A block of data

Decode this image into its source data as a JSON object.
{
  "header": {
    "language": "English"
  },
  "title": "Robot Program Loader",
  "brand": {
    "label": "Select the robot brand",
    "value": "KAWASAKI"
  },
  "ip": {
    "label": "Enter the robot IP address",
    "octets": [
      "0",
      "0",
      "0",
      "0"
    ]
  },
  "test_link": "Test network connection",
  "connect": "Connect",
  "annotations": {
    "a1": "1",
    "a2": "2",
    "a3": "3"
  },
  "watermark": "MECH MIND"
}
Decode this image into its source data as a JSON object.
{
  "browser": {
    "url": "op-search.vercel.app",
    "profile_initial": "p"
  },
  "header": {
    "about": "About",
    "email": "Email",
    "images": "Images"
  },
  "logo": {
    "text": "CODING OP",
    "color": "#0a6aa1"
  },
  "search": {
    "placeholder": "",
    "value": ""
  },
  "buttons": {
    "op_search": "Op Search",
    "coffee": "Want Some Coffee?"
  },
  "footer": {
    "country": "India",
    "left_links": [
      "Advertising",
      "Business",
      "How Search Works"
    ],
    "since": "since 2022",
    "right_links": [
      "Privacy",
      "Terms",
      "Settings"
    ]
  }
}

PROBLEM REQUIREMENTS
Scan the records above for the string "label", then select every line that holds it.

COMPLETED EXERCISE
    "label": "Select the robot brand",
    "label": "Enter the robot IP address",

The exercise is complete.